Records:
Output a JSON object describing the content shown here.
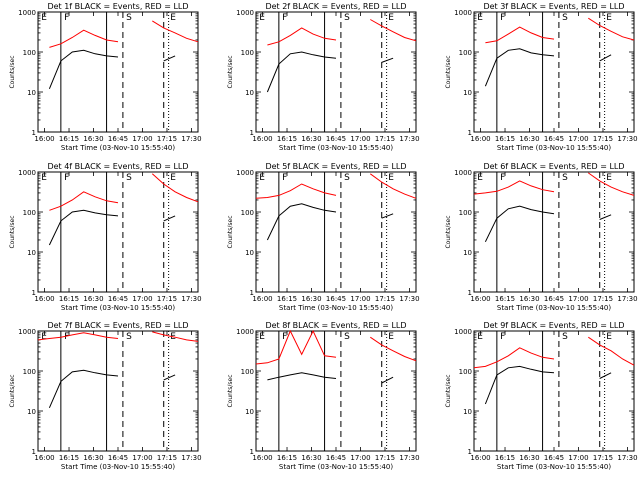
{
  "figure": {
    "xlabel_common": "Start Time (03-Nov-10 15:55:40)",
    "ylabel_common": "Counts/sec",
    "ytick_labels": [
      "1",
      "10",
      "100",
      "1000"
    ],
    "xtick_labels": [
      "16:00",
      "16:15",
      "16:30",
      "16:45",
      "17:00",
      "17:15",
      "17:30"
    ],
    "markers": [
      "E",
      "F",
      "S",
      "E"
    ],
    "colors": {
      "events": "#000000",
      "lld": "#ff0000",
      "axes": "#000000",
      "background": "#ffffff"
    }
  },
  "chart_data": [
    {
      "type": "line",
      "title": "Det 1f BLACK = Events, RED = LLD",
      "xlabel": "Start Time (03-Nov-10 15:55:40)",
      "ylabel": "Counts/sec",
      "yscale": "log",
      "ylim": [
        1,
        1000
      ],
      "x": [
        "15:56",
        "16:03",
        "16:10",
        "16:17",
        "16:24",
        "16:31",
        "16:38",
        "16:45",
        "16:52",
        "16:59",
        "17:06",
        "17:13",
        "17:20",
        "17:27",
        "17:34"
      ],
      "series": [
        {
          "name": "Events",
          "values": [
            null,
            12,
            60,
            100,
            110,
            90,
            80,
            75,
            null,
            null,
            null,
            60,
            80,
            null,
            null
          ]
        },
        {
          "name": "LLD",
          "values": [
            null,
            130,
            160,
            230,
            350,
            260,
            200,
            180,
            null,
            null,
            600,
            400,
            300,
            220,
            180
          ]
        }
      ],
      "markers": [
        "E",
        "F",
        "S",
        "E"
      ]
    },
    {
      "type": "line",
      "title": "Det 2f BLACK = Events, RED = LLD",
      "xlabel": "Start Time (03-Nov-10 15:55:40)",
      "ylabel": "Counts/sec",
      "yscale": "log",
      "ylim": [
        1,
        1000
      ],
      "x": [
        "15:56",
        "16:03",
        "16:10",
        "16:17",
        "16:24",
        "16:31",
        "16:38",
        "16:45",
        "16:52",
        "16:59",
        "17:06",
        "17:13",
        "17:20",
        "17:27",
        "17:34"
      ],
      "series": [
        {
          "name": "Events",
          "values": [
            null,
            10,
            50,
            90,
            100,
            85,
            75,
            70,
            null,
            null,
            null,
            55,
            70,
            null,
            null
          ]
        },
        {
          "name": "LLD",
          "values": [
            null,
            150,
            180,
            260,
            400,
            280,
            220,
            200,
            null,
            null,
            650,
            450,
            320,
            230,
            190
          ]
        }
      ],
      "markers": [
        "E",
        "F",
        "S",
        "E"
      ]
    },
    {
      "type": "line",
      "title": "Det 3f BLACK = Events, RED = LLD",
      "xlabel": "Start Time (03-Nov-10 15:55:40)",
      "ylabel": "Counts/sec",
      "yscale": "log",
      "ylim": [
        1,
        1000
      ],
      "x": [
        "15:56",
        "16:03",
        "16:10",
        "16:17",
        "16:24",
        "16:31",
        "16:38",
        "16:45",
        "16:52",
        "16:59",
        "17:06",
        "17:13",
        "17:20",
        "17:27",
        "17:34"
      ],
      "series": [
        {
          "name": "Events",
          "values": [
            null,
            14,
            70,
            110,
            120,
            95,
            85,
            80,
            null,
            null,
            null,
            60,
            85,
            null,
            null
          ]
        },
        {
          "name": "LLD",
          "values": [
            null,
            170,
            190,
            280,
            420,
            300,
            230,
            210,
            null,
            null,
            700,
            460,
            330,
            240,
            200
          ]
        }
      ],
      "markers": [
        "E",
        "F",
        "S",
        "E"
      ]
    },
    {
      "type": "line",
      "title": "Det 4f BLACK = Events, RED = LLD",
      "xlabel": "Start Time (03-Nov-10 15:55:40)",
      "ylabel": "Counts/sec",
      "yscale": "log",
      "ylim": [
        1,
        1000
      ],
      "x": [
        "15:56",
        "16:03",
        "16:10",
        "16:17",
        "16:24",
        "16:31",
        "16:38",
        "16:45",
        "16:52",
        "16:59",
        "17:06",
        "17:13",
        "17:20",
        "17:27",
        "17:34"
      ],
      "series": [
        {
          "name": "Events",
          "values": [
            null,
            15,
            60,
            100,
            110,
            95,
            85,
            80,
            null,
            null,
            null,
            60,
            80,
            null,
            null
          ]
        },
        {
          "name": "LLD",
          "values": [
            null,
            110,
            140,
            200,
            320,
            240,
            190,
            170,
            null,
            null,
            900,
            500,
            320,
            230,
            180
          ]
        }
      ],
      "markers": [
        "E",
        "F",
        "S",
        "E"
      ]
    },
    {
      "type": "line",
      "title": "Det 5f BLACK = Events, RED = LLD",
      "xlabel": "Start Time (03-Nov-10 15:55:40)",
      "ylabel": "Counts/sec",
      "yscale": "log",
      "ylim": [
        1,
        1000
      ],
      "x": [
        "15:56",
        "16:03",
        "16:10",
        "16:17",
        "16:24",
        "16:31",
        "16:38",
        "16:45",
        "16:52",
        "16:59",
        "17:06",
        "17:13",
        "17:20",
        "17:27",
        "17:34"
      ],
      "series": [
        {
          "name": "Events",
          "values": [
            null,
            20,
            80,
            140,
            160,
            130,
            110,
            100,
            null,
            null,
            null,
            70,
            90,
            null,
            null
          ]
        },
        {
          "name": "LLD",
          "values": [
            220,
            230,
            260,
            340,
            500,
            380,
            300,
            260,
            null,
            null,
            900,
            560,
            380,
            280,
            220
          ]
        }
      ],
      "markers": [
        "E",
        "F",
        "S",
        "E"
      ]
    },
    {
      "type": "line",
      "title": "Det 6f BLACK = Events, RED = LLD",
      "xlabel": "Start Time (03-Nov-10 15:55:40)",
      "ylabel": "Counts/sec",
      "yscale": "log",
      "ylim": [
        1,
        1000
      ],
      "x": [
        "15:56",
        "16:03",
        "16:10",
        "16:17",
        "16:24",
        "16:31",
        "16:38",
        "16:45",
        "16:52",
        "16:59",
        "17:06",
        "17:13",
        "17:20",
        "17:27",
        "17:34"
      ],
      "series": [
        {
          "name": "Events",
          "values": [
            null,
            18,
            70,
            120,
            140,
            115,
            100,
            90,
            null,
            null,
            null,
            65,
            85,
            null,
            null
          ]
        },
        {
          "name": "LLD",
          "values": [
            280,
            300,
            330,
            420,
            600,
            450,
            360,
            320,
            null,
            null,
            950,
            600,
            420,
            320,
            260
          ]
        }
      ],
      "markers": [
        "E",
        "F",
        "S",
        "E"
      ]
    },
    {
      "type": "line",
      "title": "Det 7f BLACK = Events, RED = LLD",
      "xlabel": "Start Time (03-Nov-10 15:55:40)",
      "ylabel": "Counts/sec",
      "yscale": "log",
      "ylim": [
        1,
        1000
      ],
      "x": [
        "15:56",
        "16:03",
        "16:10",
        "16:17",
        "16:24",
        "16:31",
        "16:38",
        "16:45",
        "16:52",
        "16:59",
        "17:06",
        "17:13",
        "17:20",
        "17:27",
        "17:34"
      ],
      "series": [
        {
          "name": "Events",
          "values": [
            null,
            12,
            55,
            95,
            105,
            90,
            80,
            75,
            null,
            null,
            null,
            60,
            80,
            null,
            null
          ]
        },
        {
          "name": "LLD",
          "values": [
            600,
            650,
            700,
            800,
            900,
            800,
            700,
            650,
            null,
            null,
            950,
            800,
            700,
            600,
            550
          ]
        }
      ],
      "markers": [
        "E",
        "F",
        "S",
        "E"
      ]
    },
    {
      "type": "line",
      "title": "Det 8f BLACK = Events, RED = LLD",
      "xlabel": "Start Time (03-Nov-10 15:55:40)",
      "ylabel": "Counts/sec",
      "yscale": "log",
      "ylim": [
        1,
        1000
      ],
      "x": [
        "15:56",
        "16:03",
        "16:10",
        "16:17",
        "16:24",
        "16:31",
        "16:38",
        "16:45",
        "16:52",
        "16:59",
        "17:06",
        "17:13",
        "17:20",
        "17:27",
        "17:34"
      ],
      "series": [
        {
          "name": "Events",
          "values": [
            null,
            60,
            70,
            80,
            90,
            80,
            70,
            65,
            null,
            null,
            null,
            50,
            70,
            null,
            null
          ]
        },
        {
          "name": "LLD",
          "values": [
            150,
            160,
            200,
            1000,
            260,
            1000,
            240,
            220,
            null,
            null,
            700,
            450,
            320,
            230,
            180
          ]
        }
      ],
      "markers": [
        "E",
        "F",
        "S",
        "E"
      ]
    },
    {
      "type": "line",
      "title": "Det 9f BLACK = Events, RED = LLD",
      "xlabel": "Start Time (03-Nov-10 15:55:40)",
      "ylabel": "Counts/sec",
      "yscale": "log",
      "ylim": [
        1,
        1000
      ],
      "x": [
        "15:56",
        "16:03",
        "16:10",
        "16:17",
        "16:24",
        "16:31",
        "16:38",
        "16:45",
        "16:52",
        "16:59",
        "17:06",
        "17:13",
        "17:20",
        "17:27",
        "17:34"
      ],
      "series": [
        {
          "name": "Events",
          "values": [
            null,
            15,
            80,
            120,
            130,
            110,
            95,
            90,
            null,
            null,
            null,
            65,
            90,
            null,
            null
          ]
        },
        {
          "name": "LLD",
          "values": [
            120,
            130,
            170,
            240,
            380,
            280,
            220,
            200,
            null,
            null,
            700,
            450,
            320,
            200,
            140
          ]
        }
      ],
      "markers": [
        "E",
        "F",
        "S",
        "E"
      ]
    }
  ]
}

--

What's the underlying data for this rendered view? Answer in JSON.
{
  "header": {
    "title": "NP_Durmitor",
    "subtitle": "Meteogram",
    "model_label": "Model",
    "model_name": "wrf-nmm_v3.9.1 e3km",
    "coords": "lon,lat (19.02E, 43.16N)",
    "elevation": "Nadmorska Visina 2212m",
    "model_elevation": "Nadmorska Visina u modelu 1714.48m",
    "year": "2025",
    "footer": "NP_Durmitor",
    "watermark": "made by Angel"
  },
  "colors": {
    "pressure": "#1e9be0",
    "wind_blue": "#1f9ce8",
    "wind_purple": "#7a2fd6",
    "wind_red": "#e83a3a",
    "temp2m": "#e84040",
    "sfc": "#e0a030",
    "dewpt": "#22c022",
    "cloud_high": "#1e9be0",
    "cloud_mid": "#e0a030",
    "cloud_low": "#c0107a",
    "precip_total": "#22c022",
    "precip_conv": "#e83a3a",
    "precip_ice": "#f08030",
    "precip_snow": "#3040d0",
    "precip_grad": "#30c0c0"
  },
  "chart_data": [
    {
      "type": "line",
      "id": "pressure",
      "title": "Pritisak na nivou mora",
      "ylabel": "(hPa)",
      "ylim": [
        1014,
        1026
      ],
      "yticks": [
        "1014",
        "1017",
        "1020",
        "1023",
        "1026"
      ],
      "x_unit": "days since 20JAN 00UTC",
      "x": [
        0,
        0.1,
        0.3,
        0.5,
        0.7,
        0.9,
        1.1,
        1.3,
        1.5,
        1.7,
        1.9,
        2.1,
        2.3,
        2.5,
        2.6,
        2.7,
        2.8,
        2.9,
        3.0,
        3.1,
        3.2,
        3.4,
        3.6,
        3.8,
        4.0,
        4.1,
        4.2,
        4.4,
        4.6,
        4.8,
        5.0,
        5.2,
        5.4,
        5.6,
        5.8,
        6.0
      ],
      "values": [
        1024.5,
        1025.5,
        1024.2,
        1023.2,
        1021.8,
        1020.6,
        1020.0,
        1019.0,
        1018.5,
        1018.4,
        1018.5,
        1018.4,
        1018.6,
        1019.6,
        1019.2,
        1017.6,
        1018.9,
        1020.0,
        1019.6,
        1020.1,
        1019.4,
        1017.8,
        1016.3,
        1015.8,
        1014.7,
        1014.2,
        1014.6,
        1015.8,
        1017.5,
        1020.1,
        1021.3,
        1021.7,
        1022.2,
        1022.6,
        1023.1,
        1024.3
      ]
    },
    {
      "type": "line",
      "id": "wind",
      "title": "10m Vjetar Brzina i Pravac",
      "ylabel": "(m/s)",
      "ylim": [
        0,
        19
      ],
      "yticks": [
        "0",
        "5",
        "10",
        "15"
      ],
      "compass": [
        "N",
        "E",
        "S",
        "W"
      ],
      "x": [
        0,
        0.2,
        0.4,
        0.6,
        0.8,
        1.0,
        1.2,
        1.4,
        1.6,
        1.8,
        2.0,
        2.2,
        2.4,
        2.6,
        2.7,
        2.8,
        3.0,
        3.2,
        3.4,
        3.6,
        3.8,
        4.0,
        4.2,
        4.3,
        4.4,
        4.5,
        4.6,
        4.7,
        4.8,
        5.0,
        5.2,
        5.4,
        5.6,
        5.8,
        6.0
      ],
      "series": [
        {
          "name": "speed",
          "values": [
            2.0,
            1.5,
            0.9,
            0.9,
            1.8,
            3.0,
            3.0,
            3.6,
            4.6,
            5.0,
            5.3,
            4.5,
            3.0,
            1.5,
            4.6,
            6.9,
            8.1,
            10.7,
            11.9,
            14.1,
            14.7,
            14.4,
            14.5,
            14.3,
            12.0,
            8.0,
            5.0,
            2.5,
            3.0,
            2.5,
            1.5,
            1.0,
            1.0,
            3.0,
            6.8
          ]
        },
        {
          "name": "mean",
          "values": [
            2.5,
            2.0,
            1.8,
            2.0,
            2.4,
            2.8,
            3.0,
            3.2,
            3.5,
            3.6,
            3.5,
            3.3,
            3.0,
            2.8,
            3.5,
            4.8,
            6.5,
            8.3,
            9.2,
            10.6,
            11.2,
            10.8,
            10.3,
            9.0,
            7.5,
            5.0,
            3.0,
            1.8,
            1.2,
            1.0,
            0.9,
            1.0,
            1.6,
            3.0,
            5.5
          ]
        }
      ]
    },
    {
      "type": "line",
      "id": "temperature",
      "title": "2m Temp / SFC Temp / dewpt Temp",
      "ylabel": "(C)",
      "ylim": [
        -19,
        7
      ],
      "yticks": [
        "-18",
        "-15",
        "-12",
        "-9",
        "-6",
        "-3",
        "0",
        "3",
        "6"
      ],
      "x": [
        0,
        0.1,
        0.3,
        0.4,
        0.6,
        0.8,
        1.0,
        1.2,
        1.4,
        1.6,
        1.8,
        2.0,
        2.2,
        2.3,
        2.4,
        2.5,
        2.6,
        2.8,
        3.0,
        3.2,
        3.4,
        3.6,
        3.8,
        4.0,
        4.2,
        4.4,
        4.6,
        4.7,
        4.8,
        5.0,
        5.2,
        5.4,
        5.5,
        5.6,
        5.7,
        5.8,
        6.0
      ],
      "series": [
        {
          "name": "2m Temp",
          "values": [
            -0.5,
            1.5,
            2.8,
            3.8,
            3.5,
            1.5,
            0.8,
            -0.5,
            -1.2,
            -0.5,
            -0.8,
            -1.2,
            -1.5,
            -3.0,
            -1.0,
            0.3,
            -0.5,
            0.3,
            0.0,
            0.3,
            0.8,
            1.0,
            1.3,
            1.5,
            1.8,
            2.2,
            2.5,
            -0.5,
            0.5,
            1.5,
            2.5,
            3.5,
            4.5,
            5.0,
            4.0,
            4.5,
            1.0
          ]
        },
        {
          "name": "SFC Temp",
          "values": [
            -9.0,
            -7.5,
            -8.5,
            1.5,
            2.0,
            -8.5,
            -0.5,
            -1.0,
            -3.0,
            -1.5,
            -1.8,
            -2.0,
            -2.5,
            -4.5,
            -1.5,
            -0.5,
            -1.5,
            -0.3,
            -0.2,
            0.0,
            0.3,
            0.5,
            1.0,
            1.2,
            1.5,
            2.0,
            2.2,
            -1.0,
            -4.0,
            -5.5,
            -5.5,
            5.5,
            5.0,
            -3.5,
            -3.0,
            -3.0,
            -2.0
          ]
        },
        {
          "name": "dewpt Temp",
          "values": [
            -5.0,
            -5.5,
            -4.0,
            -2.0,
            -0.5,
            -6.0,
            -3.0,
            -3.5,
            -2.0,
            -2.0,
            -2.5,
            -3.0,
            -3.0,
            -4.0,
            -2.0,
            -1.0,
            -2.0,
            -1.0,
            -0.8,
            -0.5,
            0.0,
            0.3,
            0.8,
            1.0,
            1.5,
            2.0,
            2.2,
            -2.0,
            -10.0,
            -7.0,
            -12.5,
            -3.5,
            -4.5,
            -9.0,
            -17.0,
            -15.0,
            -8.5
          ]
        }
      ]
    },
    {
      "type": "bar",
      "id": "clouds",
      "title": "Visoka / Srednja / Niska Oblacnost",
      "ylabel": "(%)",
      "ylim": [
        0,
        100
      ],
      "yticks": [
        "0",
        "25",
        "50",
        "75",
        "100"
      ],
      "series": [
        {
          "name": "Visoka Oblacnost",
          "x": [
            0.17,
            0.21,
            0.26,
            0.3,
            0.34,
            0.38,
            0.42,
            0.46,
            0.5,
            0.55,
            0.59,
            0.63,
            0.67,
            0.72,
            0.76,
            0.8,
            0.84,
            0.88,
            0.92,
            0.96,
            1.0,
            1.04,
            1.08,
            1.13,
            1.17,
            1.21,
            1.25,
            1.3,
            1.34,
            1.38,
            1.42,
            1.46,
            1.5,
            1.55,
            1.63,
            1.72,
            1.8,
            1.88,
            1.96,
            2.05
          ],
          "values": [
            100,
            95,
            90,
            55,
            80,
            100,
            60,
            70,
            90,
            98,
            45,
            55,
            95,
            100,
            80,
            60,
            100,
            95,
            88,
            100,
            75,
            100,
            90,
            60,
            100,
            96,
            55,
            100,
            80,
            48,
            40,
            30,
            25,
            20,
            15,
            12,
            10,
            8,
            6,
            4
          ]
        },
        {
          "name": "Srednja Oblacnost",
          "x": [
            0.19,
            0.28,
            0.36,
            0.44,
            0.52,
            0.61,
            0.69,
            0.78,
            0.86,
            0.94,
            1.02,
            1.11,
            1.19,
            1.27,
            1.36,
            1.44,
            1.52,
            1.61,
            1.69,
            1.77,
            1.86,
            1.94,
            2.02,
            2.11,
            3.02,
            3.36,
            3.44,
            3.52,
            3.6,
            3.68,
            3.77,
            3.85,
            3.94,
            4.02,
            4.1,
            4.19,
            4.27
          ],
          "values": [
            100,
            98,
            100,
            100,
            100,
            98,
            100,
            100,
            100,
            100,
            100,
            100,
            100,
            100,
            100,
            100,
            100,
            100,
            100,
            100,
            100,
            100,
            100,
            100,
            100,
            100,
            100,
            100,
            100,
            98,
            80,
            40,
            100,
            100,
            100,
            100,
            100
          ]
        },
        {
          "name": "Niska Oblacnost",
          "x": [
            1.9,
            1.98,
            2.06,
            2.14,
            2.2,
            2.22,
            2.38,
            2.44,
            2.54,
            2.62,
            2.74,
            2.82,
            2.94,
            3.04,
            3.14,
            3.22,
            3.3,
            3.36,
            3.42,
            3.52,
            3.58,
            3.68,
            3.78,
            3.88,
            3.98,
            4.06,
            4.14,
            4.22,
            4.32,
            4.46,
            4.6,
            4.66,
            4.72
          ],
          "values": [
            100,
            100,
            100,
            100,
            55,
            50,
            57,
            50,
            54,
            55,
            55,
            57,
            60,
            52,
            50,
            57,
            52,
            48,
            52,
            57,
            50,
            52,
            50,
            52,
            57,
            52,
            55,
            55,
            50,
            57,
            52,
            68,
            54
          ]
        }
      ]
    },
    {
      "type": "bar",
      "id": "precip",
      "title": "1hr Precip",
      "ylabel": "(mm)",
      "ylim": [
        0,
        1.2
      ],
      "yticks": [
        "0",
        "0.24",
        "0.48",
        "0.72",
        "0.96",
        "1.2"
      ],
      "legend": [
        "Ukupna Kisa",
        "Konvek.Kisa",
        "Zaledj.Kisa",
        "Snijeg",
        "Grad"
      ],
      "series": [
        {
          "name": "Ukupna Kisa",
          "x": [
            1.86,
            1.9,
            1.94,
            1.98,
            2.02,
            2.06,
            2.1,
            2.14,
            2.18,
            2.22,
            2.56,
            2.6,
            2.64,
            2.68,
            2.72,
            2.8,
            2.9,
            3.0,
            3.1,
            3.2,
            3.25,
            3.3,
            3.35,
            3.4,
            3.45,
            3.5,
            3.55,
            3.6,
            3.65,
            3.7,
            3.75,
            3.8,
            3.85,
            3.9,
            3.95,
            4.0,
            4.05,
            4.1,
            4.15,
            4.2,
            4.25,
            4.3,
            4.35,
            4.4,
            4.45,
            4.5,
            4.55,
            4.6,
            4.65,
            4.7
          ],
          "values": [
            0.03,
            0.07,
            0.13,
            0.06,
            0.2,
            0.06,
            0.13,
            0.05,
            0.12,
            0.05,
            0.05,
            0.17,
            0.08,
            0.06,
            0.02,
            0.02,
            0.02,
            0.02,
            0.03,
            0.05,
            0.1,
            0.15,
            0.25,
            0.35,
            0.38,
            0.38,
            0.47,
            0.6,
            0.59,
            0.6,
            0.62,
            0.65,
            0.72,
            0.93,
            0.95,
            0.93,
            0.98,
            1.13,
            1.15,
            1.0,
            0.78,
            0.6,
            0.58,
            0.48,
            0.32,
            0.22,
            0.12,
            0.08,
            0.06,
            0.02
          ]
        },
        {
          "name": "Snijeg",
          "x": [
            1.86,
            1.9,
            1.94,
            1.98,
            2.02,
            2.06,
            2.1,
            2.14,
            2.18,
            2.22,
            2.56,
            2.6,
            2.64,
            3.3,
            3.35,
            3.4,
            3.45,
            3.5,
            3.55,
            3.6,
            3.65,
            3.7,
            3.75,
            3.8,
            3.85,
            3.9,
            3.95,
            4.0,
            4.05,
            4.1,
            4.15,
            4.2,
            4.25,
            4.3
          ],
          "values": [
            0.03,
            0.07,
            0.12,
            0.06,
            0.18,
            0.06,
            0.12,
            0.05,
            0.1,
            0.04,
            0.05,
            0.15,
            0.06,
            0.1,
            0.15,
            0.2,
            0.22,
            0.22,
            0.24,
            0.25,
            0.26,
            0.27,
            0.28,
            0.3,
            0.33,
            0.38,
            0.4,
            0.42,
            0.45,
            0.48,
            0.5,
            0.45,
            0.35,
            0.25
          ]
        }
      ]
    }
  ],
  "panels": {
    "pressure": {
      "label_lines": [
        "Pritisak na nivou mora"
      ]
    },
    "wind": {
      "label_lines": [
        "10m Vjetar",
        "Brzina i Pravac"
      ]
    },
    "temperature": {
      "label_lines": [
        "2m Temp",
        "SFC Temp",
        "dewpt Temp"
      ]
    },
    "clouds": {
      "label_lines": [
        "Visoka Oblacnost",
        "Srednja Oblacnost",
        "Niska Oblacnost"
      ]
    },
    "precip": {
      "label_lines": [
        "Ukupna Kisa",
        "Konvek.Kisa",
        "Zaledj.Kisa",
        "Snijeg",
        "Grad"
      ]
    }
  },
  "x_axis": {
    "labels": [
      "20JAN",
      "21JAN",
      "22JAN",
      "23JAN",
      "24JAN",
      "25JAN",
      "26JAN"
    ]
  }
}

The task — For each line above that contains the word "Oblacnost", copy that line.

Output for this task —
      "title": "Visoka / Srednja / Niska Oblacnost",
          "name": "Visoka Oblacnost",
          "name": "Srednja Oblacnost",
          "name": "Niska Oblacnost",
        "Visoka Oblacnost",
        "Srednja Oblacnost",
        "Niska Oblacnost"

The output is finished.